• [RECORD EXTRACTS]:
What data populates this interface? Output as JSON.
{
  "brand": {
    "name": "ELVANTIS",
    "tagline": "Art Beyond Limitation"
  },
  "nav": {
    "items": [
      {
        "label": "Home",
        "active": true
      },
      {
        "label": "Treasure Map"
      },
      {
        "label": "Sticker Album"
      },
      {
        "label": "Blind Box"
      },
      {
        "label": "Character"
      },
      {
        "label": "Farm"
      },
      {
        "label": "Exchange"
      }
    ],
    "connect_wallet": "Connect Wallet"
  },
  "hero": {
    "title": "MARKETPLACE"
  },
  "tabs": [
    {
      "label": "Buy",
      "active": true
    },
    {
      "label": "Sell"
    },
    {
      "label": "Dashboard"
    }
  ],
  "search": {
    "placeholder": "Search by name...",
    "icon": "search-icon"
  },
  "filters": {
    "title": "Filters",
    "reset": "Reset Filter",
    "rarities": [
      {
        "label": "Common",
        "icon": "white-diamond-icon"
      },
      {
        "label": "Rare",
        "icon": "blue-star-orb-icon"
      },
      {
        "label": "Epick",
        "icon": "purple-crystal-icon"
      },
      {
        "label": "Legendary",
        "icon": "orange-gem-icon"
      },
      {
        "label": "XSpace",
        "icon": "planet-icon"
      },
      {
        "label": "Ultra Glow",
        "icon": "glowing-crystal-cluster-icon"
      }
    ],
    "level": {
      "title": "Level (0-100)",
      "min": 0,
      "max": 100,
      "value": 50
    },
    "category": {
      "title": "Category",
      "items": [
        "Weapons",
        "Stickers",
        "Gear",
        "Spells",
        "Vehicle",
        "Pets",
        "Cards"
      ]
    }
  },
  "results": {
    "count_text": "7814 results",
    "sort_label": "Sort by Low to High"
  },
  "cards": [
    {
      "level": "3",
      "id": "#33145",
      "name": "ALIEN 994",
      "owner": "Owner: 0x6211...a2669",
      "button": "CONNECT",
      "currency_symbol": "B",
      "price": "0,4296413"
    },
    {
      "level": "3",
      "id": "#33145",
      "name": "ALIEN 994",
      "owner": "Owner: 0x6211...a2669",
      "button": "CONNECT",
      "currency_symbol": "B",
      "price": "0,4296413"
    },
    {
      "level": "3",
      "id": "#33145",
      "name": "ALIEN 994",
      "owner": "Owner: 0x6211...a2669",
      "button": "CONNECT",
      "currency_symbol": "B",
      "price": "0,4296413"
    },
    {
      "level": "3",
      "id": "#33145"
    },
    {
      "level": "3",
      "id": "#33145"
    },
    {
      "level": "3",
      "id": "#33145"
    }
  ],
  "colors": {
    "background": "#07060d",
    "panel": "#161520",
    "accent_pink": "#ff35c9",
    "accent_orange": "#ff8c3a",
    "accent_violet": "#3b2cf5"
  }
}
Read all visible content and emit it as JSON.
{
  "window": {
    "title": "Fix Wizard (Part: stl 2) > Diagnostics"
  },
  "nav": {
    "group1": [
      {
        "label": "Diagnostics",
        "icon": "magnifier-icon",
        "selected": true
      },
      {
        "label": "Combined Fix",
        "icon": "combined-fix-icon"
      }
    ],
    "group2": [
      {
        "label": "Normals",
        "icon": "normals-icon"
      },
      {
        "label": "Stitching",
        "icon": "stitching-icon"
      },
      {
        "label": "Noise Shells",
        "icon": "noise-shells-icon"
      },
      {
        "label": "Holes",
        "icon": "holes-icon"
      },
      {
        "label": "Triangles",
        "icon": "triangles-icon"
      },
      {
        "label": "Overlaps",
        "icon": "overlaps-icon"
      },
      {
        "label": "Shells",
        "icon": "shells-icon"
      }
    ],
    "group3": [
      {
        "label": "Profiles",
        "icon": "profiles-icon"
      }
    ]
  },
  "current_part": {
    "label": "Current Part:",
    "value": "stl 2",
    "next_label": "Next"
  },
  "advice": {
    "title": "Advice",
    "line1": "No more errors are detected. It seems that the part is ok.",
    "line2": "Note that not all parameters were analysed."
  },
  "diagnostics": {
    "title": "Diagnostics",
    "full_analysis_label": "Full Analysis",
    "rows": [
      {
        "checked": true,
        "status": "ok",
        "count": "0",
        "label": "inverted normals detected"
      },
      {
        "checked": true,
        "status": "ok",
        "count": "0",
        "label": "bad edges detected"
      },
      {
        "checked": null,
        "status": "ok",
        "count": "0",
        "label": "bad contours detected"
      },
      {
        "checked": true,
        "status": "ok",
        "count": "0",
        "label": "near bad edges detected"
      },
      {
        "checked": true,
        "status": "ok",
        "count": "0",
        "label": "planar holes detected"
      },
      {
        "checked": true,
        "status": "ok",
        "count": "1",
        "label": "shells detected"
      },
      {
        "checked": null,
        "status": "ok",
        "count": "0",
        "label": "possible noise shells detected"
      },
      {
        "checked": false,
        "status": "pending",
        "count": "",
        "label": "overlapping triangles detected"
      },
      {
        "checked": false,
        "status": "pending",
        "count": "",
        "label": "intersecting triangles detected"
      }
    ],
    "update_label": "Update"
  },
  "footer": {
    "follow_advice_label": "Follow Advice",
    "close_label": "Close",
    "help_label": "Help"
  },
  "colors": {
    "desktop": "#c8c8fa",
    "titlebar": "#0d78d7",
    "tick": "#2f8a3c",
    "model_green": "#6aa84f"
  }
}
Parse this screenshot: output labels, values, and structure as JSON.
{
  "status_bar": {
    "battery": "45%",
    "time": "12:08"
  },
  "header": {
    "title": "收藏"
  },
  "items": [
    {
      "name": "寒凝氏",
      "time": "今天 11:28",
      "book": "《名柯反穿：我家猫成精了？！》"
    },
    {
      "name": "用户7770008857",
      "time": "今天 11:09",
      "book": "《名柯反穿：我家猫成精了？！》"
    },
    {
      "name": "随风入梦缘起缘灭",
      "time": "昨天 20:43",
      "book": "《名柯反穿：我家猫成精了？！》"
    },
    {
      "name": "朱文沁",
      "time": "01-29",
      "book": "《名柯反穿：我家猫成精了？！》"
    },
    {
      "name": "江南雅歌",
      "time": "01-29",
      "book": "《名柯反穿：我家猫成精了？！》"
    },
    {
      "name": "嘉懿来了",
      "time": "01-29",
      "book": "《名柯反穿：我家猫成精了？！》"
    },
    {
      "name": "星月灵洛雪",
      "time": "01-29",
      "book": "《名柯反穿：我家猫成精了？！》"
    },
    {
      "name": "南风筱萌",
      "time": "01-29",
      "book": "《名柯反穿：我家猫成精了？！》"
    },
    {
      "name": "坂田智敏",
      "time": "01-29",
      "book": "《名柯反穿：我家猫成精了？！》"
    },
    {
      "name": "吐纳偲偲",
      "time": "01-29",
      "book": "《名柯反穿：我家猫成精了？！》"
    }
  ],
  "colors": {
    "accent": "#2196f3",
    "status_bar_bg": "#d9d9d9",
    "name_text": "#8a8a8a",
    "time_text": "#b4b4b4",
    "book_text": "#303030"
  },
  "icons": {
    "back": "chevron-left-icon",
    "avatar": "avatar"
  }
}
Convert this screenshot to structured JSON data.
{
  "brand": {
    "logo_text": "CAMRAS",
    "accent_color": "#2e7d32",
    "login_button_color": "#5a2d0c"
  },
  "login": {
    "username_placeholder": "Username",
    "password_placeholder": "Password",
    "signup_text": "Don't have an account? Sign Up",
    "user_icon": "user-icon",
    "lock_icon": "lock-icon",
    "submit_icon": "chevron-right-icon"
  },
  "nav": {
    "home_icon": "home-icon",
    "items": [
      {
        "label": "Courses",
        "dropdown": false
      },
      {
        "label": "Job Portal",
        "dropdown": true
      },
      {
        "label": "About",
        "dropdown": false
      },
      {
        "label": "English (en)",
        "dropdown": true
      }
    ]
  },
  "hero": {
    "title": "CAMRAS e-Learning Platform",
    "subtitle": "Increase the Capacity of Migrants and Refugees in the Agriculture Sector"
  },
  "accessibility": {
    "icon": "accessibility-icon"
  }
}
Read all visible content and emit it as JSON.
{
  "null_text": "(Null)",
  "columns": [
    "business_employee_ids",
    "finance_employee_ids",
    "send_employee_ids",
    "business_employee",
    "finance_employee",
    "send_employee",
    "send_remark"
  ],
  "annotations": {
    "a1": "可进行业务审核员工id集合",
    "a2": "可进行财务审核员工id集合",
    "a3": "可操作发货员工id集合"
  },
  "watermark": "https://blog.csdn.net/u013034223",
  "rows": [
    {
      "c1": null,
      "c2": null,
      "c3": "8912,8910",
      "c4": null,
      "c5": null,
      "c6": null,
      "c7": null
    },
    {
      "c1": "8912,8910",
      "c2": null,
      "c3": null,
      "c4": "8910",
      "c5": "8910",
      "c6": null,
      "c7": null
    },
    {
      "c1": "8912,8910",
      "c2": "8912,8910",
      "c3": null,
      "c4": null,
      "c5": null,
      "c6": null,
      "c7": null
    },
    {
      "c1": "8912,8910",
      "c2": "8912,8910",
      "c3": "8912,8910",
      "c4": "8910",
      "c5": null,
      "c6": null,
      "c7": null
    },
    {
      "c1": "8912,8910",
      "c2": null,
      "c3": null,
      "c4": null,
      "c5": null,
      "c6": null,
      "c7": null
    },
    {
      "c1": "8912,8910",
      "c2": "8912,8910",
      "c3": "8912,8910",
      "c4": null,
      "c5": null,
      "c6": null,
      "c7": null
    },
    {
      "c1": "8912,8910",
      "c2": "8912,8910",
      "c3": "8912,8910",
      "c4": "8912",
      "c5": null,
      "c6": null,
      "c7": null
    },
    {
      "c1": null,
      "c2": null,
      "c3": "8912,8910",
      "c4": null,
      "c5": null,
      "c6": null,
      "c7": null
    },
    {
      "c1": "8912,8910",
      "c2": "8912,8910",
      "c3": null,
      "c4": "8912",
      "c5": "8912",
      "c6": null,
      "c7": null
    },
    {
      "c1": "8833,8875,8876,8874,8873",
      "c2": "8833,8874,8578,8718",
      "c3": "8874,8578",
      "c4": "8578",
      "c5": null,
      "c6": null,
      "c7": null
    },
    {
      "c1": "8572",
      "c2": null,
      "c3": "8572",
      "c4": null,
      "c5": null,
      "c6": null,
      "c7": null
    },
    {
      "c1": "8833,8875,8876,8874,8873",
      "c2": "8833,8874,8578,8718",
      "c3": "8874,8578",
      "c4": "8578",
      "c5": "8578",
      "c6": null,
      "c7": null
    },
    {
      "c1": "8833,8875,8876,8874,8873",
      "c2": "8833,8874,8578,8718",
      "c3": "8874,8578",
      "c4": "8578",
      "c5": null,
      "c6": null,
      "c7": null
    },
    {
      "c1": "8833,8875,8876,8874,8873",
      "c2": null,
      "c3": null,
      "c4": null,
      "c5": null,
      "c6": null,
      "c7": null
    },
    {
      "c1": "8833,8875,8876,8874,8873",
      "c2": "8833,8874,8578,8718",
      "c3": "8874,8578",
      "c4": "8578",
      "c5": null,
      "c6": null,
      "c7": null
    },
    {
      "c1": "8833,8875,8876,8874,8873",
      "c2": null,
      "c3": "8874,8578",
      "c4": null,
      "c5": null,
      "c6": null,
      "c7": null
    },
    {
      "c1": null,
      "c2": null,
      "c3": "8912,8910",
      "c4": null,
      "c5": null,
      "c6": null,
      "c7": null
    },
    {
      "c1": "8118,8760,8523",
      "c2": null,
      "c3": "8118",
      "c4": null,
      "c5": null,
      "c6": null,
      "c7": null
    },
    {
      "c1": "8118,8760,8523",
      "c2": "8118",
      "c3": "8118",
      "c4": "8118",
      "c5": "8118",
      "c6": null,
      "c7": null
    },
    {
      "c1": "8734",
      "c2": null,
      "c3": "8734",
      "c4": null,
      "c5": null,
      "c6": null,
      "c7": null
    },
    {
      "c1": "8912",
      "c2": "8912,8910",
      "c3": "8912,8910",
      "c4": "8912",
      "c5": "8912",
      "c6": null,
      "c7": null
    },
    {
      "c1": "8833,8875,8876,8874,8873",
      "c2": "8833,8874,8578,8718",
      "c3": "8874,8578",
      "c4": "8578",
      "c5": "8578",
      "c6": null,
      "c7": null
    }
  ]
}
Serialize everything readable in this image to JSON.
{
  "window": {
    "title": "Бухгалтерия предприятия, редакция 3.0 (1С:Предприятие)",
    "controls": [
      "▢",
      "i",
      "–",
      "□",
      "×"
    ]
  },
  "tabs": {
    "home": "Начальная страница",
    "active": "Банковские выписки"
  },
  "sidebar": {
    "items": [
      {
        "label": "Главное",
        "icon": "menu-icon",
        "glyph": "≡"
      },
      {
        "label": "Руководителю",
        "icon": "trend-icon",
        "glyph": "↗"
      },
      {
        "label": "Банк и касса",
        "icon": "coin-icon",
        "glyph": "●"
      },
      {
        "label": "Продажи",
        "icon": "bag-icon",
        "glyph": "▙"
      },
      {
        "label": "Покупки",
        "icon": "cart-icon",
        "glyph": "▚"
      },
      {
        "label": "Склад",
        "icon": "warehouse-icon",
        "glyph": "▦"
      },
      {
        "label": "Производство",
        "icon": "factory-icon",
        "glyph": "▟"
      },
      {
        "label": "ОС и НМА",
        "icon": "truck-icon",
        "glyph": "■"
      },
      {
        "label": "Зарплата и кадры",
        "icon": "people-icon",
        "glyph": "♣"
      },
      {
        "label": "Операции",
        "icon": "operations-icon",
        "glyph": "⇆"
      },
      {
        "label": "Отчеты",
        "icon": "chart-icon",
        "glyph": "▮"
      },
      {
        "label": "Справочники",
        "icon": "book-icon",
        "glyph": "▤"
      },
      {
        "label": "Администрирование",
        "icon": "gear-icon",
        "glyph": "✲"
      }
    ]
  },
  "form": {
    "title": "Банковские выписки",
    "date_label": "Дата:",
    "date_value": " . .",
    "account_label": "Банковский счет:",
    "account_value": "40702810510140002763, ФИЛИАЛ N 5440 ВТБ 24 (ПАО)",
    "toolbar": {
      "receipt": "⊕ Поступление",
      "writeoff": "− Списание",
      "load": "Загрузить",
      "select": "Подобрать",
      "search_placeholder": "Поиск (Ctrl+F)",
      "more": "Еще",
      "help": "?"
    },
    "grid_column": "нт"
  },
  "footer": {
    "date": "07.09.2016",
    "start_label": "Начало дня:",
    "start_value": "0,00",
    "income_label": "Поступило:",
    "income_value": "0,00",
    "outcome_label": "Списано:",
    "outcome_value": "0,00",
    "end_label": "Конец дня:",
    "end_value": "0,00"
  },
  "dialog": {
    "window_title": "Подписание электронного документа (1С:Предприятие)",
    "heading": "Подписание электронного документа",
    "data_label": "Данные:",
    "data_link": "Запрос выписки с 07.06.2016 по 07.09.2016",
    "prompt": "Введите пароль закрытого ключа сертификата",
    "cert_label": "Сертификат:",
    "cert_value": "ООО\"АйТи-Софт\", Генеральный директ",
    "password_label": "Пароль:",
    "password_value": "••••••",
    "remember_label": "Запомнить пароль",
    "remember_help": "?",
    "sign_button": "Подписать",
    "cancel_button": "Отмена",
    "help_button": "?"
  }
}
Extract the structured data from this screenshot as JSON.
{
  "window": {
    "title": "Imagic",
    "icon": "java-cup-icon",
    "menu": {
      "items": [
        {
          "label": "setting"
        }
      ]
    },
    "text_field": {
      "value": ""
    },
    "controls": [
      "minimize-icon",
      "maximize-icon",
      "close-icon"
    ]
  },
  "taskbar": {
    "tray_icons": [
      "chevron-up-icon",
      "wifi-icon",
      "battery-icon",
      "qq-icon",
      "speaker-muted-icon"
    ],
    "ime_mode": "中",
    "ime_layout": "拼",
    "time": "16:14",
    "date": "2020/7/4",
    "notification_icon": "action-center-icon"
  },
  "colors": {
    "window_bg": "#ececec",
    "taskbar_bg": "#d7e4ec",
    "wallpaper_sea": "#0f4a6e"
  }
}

• [INSTRUCTIONS FOR THE TASK]:
Everything from the line that contains "Extract the structured" through the end of the records must be duplicated exactly, and nothing outside that range.

• [ANSWER BELOW]:
Extract the structured data from this screenshot as JSON.
{
  "window": {
    "title": "Imagic",
    "icon": "java-cup-icon",
    "menu": {
      "items": [
        {
          "label": "setting"
        }
      ]
    },
    "text_field": {
      "value": ""
    },
    "controls": [
      "minimize-icon",
      "maximize-icon",
      "close-icon"
    ]
  },
  "taskbar": {
    "tray_icons": [
      "chevron-up-icon",
      "wifi-icon",
      "battery-icon",
      "qq-icon",
      "speaker-muted-icon"
    ],
    "ime_mode": "中",
    "ime_layout": "拼",
    "time": "16:14",
    "date": "2020/7/4",
    "notification_icon": "action-center-icon"
  },
  "colors": {
    "window_bg": "#ececec",
    "taskbar_bg": "#d7e4ec",
    "wallpaper_sea": "#0f4a6e"
  }
}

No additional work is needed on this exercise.